-- Begin Working data --

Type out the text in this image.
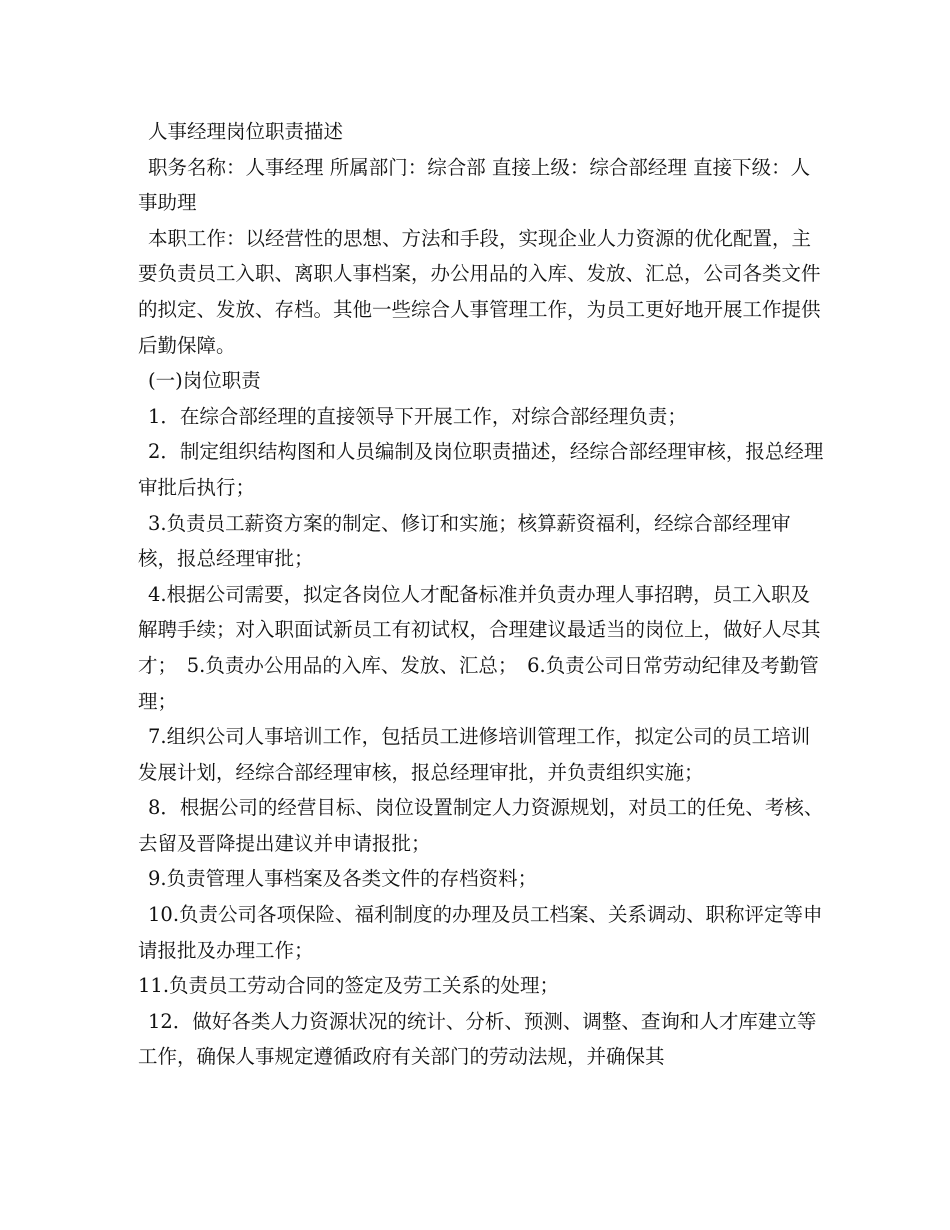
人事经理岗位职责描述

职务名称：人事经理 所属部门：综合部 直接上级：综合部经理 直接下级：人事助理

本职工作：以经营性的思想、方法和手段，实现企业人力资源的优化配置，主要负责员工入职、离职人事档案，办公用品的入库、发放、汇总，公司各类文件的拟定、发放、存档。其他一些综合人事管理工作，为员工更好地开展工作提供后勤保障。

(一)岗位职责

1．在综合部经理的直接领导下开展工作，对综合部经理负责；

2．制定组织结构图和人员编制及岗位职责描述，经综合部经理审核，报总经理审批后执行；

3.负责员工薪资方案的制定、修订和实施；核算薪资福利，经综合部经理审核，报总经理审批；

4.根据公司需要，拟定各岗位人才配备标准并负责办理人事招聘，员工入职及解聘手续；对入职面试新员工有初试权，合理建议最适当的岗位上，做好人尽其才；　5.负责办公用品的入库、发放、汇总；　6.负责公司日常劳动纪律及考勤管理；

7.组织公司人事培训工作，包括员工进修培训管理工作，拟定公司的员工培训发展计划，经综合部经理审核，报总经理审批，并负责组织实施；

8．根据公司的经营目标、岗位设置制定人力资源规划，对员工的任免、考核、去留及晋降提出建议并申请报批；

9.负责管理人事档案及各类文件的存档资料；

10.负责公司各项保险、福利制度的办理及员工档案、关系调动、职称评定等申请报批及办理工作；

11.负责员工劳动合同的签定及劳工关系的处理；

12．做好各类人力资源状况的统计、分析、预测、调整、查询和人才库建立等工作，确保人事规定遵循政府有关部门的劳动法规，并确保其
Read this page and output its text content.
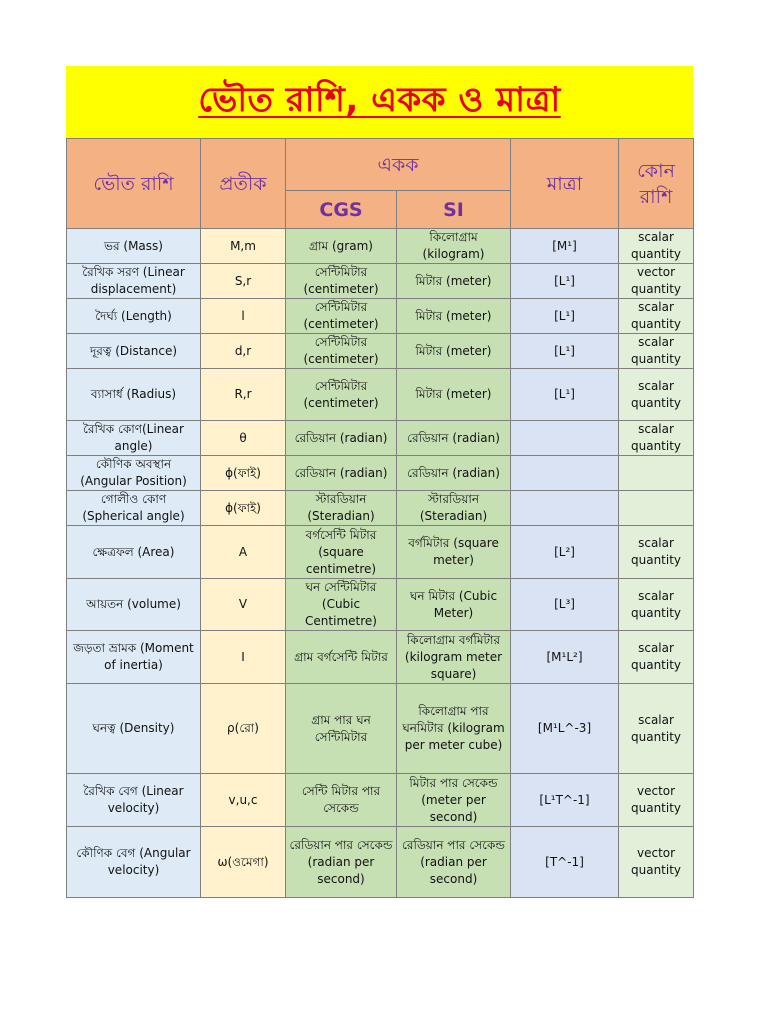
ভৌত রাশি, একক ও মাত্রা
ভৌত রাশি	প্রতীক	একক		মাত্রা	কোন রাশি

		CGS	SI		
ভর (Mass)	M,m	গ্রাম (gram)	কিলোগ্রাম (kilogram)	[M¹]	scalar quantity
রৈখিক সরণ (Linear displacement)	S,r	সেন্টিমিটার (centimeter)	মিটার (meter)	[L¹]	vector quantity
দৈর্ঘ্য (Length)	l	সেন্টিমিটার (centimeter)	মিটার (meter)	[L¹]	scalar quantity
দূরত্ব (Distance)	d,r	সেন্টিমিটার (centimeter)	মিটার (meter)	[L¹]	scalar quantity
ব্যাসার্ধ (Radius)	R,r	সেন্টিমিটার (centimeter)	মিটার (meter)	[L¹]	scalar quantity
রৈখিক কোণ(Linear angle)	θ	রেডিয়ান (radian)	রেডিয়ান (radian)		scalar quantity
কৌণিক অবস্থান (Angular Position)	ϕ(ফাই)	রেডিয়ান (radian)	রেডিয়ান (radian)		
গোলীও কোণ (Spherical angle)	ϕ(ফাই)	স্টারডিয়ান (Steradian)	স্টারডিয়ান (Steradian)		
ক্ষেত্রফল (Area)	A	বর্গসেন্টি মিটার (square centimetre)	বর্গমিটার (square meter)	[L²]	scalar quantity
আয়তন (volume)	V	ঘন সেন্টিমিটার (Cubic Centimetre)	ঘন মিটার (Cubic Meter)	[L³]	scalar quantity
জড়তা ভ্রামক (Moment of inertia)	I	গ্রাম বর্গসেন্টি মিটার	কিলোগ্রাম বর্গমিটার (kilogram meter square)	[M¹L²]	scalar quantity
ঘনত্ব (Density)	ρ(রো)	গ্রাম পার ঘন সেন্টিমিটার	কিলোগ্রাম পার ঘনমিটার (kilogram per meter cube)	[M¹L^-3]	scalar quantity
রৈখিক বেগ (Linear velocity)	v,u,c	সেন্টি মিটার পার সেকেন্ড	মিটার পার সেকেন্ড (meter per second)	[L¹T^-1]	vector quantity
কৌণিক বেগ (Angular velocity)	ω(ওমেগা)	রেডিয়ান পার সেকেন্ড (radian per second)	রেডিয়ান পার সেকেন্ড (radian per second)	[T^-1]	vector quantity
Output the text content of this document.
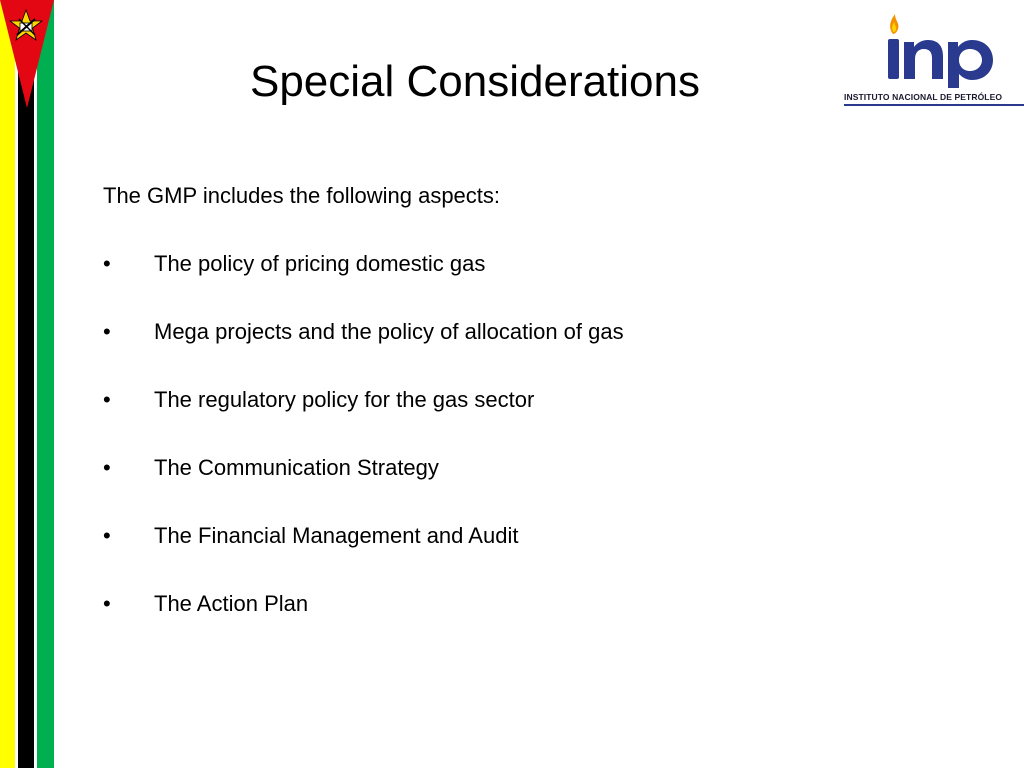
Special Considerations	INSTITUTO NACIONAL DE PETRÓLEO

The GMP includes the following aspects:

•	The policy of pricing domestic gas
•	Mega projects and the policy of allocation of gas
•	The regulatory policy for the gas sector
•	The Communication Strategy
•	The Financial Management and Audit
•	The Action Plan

-- End Working data --

Pull out each line containing the word "kilogram" and copy it.

• Reply:
ভর (Mass)	M,m	গ্রাম (gram)	কিলোগ্রাম (kilogram)	[M¹]	scalar quantity
জড়তা ভ্রামক (Moment of inertia)	I	গ্রাম বর্গসেন্টি মিটার	কিলোগ্রাম বর্গমিটার (kilogram meter square)	[M¹L²]	scalar quantity
ঘনত্ব (Density)	ρ(রো)	গ্রাম পার ঘন সেন্টিমিটার	কিলোগ্রাম পার ঘনমিটার (kilogram per meter cube)	[M¹L^-3]	scalar quantity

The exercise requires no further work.